#### What the task asks:
Copy the records verbatim, starting with their first line and ending with the line that contains "349, 56, 363]", including both of those lines.

######

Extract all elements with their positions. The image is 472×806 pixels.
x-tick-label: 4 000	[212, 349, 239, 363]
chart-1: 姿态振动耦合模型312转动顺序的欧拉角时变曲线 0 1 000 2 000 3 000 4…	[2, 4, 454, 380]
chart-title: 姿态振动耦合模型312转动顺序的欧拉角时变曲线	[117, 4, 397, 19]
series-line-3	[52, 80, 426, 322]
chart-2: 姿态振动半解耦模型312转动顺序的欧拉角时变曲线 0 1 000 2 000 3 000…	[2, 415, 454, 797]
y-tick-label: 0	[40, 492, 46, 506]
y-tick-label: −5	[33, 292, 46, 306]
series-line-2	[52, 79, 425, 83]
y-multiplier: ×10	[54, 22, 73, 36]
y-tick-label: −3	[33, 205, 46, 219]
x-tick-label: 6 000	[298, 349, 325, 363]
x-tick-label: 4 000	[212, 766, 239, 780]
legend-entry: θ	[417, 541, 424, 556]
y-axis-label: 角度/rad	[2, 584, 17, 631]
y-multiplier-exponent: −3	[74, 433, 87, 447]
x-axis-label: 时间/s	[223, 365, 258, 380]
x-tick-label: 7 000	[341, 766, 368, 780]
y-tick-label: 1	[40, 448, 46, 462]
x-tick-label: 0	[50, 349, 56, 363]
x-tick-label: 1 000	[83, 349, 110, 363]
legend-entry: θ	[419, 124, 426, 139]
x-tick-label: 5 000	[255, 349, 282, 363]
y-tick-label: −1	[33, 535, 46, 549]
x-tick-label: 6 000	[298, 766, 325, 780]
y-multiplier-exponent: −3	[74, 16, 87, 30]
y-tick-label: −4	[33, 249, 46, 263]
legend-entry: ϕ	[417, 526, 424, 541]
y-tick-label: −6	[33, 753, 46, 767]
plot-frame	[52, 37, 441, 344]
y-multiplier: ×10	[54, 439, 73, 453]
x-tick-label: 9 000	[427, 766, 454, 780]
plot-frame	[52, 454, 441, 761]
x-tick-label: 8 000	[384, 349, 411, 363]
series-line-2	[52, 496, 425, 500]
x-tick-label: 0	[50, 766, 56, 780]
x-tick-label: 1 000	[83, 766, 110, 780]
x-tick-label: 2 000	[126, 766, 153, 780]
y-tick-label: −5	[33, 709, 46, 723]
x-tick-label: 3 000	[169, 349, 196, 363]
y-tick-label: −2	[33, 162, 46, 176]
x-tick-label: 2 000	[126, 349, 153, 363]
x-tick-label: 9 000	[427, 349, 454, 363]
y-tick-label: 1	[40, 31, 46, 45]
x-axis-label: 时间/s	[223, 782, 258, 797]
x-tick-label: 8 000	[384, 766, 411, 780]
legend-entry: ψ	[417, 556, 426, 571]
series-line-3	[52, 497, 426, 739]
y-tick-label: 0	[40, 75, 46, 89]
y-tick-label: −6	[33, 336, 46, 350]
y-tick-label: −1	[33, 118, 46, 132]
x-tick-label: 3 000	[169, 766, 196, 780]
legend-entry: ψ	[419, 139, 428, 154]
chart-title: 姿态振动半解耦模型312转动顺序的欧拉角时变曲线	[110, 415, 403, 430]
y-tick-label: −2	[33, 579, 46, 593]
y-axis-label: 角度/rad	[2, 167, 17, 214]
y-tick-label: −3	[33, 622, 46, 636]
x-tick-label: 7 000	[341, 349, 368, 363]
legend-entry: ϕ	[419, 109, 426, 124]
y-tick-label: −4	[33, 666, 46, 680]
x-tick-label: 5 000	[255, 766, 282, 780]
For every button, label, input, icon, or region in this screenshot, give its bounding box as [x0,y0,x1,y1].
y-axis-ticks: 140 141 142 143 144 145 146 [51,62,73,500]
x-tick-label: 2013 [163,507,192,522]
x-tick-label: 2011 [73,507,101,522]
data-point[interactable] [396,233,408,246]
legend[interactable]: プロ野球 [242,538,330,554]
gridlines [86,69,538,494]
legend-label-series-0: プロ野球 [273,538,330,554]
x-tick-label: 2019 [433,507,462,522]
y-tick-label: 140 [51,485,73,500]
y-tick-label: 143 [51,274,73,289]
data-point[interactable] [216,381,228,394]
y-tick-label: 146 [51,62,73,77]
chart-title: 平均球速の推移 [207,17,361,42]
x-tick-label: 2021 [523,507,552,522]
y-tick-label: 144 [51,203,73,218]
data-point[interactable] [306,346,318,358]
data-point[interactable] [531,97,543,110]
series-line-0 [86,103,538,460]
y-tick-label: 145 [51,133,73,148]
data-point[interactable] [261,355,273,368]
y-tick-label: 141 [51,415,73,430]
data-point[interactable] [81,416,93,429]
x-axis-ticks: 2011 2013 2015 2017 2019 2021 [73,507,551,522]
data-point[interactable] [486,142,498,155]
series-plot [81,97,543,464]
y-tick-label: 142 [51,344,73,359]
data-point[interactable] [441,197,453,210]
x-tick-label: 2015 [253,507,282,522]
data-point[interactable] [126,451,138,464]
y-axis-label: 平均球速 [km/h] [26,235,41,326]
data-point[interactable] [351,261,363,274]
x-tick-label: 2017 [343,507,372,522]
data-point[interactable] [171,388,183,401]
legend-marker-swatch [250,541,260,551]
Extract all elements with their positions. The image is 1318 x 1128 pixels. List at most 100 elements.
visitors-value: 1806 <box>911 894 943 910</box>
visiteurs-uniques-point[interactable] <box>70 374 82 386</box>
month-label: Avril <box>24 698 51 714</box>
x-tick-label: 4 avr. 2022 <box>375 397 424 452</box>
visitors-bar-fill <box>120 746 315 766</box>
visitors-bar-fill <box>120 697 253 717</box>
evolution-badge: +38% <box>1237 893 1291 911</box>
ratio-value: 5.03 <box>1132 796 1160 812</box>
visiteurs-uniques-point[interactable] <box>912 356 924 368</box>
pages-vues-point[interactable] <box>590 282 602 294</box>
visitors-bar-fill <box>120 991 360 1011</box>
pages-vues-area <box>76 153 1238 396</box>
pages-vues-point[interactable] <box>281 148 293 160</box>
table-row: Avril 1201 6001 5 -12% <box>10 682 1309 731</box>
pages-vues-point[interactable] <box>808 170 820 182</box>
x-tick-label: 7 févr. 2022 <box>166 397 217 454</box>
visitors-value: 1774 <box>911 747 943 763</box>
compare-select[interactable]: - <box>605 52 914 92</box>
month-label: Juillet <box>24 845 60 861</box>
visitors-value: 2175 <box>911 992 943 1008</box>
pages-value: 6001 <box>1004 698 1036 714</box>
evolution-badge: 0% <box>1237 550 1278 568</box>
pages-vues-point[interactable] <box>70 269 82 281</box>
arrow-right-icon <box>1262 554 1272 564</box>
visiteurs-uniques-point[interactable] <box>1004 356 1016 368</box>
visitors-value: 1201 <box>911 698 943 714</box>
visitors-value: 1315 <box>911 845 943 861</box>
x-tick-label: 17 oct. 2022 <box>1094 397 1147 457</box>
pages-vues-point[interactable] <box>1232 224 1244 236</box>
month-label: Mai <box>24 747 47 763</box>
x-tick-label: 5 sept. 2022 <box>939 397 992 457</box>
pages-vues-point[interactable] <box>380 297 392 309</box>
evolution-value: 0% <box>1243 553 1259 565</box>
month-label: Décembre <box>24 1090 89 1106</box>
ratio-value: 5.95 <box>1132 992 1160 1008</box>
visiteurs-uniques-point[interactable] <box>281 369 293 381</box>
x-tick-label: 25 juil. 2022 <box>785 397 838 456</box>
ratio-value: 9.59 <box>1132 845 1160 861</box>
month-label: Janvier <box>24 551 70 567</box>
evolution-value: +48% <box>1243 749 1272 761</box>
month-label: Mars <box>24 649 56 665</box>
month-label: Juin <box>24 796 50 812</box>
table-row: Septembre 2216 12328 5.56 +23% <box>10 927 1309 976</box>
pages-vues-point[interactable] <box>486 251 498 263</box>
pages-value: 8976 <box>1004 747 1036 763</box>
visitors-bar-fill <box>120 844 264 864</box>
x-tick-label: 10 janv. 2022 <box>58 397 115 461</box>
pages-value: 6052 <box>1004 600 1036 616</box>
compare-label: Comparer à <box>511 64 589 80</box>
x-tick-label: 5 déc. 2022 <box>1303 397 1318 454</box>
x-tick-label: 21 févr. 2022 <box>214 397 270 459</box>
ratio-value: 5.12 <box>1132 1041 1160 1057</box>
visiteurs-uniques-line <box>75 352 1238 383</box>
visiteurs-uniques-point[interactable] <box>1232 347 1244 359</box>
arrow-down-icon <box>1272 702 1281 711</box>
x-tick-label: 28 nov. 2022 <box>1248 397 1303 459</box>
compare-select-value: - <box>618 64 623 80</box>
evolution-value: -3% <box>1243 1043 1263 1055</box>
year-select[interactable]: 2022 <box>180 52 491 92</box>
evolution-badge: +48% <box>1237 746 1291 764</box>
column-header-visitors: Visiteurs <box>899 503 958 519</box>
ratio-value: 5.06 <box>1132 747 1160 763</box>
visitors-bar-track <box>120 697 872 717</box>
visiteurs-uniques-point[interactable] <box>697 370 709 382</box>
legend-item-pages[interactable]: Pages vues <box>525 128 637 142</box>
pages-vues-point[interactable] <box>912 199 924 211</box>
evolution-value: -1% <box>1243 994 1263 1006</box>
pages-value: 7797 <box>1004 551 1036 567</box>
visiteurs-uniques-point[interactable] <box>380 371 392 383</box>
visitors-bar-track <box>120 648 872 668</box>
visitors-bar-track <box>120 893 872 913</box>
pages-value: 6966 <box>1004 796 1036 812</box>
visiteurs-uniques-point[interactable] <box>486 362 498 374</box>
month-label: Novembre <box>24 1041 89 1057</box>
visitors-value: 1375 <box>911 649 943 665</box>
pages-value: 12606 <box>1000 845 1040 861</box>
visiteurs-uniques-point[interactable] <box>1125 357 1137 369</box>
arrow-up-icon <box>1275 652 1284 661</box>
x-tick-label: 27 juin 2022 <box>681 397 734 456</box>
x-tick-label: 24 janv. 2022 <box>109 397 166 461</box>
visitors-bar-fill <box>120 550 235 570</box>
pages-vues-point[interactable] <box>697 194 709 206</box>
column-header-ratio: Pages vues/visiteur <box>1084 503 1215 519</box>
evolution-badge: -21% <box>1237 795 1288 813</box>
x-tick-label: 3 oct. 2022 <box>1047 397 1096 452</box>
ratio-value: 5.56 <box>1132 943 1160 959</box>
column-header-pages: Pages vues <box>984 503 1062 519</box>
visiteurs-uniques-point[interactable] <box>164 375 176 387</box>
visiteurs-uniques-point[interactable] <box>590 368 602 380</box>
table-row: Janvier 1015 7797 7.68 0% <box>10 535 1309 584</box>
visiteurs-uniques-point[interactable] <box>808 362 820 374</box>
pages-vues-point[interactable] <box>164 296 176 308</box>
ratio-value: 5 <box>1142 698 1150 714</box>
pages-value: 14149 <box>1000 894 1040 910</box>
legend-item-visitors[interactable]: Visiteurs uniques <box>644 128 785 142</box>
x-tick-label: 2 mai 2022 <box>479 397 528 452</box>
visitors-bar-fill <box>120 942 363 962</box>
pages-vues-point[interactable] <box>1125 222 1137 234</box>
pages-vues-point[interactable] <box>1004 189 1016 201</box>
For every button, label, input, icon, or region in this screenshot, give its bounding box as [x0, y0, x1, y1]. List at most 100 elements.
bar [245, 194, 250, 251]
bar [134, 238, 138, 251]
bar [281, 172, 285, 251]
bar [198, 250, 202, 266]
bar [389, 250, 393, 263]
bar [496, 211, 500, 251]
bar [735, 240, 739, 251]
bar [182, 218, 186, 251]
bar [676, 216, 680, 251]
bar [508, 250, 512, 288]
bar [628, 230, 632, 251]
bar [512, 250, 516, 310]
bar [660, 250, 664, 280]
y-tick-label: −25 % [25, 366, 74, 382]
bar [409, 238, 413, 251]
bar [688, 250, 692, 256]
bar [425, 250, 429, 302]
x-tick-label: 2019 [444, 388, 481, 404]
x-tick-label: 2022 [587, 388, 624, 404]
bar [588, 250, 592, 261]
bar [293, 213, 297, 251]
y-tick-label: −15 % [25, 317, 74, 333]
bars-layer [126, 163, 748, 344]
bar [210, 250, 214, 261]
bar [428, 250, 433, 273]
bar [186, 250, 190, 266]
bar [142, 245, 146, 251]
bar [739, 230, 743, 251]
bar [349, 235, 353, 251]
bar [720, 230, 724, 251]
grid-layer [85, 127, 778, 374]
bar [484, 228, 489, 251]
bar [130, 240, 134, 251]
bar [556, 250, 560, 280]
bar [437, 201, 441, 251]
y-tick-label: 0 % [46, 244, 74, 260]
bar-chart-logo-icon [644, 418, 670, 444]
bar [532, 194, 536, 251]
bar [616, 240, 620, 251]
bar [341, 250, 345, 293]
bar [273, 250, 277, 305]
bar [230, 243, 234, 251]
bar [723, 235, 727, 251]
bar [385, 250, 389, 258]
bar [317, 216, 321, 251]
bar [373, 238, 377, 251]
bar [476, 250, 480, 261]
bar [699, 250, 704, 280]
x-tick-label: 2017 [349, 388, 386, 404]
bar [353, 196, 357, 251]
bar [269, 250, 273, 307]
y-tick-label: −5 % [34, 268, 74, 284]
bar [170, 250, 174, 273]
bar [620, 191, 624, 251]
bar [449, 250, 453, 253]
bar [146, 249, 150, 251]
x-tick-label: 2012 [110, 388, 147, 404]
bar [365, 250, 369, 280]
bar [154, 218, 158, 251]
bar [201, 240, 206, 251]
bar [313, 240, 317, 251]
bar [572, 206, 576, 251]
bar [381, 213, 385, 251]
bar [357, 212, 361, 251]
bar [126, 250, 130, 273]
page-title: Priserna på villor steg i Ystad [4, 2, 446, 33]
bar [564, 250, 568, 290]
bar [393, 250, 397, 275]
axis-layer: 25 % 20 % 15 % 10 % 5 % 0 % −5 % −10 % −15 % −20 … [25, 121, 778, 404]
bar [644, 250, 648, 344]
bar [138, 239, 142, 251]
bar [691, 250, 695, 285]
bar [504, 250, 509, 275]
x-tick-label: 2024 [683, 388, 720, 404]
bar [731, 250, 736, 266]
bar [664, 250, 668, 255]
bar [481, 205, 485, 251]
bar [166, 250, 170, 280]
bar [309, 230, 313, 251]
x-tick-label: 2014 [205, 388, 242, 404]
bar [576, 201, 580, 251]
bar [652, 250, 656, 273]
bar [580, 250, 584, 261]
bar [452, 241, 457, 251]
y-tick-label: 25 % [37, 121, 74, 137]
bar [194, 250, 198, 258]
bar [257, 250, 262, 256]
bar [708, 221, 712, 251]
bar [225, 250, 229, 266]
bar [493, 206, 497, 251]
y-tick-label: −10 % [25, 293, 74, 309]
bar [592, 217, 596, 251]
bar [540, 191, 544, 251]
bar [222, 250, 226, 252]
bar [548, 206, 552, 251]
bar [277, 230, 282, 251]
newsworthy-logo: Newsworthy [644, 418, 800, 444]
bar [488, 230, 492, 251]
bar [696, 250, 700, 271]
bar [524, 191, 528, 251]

######

#### Result of this exercise:
Extract all elements with their positions. The image is 472×806 pixels.
x-tick-label: 4 000	[212, 349, 239, 363]
chart-1: 姿态振动耦合模型312转动顺序的欧拉角时变曲线 0 1 000 2 000 3 000 4…	[2, 4, 454, 380]
chart-title: 姿态振动耦合模型312转动顺序的欧拉角时变曲线	[117, 4, 397, 19]
series-line-3	[52, 80, 426, 322]
chart-2: 姿态振动半解耦模型312转动顺序的欧拉角时变曲线 0 1 000 2 000 3 000…	[2, 415, 454, 797]
y-tick-label: 0	[40, 492, 46, 506]
y-tick-label: −5	[33, 292, 46, 306]
series-line-2	[52, 79, 425, 83]
y-multiplier: ×10	[54, 22, 73, 36]
y-tick-label: −3	[33, 205, 46, 219]
x-tick-label: 6 000	[298, 349, 325, 363]
x-tick-label: 4 000	[212, 766, 239, 780]
legend-entry: θ	[417, 541, 424, 556]
y-axis-label: 角度/rad	[2, 584, 17, 631]
y-multiplier-exponent: −3	[74, 433, 87, 447]
x-axis-label: 时间/s	[223, 365, 258, 380]
x-tick-label: 7 000	[341, 766, 368, 780]
y-tick-label: 1	[40, 448, 46, 462]
x-tick-label: 0	[50, 349, 56, 363]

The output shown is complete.